Texte retenu ▸
• • • • • • •

Une capture d'écran suffit-elle à prouver l'envoi d'un document RH ?
Réponse courte
C'est le pire usage possible de la capture d'écran. Elle montre ce qu'un écran affichait, non ce qu'un serveur a acheminé : un message rédigé et jamais envoyé s'affiche exactement comme un message parti.
Ce qui prouve l'expédition tient dans les données que la capture ne conserve pas. Un courriel porte des en-têtes retraçant les serveurs traversés et leurs horodatages successifs ; le format natif les conserve, l'image de l'écran les perd. Une lettre recommandée produit un récépissé de dépôt portant date et numéro.
L'effort utile est donc de conserver la source. Archiver le message d'origine avec ses en-têtes ne coûte rien et vaut infiniment plus qu'une capture. Pour les actes soumis à forme — la lettre recommandée de l'article L.124-3 —, c'est le récépissé qui fait foi, et aucune image ne le remplace.
Définition
L'envoi est l'acte d'expédier. Il se distingue de la remise, qui suppose la réception par le destinataire, et de la connaissance, qui suppose la prise de connaissance du contenu.
Les en-têtes d'un courriel constituent la trace technique de l'acheminement. Difficiles à fabriquer de façon cohérente, ils forment l'élément le plus solide dont dispose l'expéditeur.

• • • • • • •

Données fournies ▸

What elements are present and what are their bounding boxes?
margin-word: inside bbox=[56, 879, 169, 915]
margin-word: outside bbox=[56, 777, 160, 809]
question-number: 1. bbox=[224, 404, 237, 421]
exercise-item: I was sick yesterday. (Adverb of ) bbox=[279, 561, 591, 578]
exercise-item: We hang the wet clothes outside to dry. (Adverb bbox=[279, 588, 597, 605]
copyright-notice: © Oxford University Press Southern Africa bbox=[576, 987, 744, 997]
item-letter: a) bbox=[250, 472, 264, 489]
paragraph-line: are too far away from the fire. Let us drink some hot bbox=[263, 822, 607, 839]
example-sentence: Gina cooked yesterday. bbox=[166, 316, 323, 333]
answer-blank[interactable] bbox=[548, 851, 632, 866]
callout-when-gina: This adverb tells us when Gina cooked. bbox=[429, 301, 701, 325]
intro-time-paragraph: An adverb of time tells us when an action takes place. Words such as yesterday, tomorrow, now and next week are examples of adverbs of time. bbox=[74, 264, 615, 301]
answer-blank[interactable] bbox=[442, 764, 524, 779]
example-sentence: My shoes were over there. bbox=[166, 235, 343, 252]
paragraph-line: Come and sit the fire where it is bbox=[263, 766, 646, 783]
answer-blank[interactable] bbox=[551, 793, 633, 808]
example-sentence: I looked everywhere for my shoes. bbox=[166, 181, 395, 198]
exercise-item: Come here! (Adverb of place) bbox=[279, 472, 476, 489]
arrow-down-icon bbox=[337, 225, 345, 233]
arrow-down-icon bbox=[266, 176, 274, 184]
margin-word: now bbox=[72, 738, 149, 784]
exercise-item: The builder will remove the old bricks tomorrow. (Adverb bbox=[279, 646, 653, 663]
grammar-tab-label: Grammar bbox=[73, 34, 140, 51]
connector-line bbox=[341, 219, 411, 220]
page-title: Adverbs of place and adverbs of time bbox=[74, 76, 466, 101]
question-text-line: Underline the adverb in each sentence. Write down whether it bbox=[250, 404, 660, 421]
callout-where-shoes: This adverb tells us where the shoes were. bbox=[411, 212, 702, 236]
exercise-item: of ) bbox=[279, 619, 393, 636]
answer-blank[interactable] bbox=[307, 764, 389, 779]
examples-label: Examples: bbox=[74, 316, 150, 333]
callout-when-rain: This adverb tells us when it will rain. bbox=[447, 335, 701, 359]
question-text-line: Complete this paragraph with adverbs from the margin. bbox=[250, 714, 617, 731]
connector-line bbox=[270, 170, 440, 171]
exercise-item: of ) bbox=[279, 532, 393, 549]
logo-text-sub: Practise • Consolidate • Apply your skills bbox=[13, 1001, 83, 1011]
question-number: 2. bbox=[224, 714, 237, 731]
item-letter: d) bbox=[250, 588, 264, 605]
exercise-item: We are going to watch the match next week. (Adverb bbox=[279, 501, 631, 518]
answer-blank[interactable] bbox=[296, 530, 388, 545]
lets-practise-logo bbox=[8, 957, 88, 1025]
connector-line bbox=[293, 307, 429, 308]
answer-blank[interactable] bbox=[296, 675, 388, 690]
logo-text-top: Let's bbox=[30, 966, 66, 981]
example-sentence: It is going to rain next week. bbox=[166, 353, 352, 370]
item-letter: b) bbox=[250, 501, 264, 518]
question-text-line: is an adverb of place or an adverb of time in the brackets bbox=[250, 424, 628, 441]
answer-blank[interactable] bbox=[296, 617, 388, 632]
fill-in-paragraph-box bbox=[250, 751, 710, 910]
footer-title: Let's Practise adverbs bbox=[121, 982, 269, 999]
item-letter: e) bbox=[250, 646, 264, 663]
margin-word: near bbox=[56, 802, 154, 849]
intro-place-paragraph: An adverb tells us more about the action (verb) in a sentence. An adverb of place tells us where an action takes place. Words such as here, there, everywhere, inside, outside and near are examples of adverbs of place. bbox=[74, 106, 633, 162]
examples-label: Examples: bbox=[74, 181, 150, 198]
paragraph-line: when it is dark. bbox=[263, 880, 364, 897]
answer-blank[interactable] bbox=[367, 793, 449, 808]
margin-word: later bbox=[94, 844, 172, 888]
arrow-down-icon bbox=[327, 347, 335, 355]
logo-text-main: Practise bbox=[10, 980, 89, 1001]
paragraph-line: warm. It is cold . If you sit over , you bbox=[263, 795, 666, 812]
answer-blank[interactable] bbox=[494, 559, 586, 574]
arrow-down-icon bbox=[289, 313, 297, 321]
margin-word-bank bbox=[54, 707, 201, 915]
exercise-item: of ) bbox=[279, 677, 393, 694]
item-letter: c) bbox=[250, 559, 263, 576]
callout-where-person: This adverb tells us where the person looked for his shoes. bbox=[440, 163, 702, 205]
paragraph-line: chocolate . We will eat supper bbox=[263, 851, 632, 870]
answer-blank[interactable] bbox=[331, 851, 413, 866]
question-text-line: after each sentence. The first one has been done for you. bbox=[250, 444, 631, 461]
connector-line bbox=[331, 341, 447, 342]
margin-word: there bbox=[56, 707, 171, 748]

• • • • • • •

Énoncé 1 ▸ D'après le texte, quelles mentions figurent sur le récépissé de dépôt d'une lettre recommandée ?
Énoncé 2 ▸ Mettez à jour le passage du texte allant de « L'effort utile est » jusqu'à « dont dispose l'expéditeur. » inclus, en remplaçant « destinataire » par « salarié ».
Les lignes fournies ne sont pas requises.

Corrigé 1 ▸ La date et un numéro.

Corrigé 2 ▸
L'effort utile est donc de conserver la source. Archiver le message d'origine avec ses en-têtes ne coûte rien et vaut infiniment plus qu'une capture. Pour les actes soumis à forme — la lettre recommandée de l'article L.124-3 —, c'est le récépissé qui fait foi, et aucune image ne le remplace.
Définition
L'envoi est l'acte d'expédier. Il se distingue de la remise, qui suppose la réception par le salarié, et de la connaissance, qui suppose la prise de connaissance du contenu.
Les en-têtes d'un courriel constituent la trace technique de l'acheminement. Difficiles à fabriquer de façon cohérente, ils forment l'élément le plus solide dont dispose l'expéditeur.